# TASK DETAILS:
Would you copy out the whole listing exactly as given?
* Start PROVIDED ENTRIES *
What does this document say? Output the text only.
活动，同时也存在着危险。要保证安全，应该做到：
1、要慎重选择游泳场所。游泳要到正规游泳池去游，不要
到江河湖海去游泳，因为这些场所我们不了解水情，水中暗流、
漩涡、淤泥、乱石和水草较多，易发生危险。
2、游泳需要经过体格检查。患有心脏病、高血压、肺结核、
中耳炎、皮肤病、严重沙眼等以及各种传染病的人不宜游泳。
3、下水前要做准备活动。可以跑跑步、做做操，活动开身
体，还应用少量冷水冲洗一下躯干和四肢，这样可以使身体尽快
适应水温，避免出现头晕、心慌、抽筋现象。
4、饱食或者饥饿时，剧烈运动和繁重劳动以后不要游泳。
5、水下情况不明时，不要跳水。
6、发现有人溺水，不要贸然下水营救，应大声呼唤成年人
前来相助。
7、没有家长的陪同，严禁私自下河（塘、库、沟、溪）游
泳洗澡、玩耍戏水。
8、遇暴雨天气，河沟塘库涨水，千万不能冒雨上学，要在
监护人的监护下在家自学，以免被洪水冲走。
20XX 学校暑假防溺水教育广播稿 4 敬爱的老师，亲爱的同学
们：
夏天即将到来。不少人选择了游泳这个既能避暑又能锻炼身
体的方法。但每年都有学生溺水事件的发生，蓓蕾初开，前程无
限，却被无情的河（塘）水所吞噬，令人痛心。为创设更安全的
* End PROVIDED ENTRIES *
# ANSWER TO THE EXERCISE:
What does this document say? Output the text only.
活动，同时也存在着危险。要保证安全，应该做到：
1、要慎重选择游泳场所。游泳要到正规游泳池去游，不要
到江河湖海去游泳，因为这些场所我们不了解水情，水中暗流、
漩涡、淤泥、乱石和水草较多，易发生危险。
2、游泳需要经过体格检查。患有心脏病、高血压、肺结核、
中耳炎、皮肤病、严重沙眼等以及各种传染病的人不宜游泳。
3、下水前要做准备活动。可以跑跑步、做做操，活动开身
体，还应用少量冷水冲洗一下躯干和四肢，这样可以使身体尽快
适应水温，避免出现头晕、心慌、抽筋现象。
4、饱食或者饥饿时，剧烈运动和繁重劳动以后不要游泳。
5、水下情况不明时，不要跳水。
6、发现有人溺水，不要贸然下水营救，应大声呼唤成年人
前来相助。
7、没有家长的陪同，严禁私自下河（塘、库、沟、溪）游
泳洗澡、玩耍戏水。
8、遇暴雨天气，河沟塘库涨水，千万不能冒雨上学，要在
监护人的监护下在家自学，以免被洪水冲走。
20XX 学校暑假防溺水教育广播稿 4 敬爱的老师，亲爱的同学
们：
夏天即将到来。不少人选择了游泳这个既能避暑又能锻炼身
体的方法。但每年都有学生溺水事件的发生，蓓蕾初开，前程无
限，却被无情的河（塘）水所吞噬，令人痛心。为创设更安全的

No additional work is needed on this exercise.